## Objective
Pick out all lines in the listing holding the string "JSON" and copy them.

^^^^

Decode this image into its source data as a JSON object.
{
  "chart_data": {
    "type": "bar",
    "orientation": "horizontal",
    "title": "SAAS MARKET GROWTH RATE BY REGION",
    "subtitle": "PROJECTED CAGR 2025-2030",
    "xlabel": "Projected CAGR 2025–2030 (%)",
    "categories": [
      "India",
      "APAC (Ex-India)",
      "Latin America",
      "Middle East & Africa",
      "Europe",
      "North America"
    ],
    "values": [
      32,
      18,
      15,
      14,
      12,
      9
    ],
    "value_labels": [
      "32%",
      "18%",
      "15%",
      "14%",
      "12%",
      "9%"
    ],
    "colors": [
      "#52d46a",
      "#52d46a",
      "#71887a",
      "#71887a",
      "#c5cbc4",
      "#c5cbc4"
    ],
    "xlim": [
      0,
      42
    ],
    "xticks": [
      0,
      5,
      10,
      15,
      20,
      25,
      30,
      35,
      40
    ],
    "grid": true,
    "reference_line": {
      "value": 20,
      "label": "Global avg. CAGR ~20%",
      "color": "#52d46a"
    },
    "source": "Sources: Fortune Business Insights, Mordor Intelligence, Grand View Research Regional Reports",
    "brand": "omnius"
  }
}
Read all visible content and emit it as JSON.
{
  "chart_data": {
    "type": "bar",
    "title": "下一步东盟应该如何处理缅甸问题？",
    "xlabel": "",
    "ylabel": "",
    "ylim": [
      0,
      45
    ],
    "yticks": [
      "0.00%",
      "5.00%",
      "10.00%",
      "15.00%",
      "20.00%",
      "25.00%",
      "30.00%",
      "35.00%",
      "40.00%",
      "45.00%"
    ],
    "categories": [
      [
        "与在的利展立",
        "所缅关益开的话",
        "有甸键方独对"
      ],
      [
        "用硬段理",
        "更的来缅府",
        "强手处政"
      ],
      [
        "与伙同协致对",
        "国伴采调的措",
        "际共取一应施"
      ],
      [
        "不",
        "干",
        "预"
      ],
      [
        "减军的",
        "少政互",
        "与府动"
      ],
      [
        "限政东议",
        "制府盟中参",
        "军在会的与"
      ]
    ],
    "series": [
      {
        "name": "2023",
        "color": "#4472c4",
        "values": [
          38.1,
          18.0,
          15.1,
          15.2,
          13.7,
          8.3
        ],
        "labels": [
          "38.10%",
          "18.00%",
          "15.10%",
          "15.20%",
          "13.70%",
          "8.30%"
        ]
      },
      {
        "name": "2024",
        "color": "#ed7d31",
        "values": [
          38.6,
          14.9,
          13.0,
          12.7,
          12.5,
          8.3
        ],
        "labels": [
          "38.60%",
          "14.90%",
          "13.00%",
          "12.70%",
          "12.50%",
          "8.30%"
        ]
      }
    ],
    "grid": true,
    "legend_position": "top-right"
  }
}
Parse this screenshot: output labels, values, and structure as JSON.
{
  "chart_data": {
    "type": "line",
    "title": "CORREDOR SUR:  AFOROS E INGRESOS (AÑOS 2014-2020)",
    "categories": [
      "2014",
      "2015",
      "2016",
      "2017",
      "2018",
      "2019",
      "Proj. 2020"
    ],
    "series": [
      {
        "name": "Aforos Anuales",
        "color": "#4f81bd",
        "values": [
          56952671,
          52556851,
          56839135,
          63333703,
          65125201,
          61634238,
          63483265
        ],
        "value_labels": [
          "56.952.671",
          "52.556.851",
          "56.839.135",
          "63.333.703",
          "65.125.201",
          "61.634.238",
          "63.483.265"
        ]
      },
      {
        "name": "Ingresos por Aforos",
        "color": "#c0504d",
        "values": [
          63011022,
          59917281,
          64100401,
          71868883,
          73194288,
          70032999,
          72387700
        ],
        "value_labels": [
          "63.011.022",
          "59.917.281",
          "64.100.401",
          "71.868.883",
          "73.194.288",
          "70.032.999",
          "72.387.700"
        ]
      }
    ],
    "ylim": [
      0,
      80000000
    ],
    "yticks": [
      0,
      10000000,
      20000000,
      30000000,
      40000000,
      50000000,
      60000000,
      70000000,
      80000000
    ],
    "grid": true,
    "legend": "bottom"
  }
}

^^^^

## Answer to the problem
Decode this image into its source data as a JSON object.
Read all visible content and emit it as JSON.
Parse this screenshot: output labels, values, and structure as JSON.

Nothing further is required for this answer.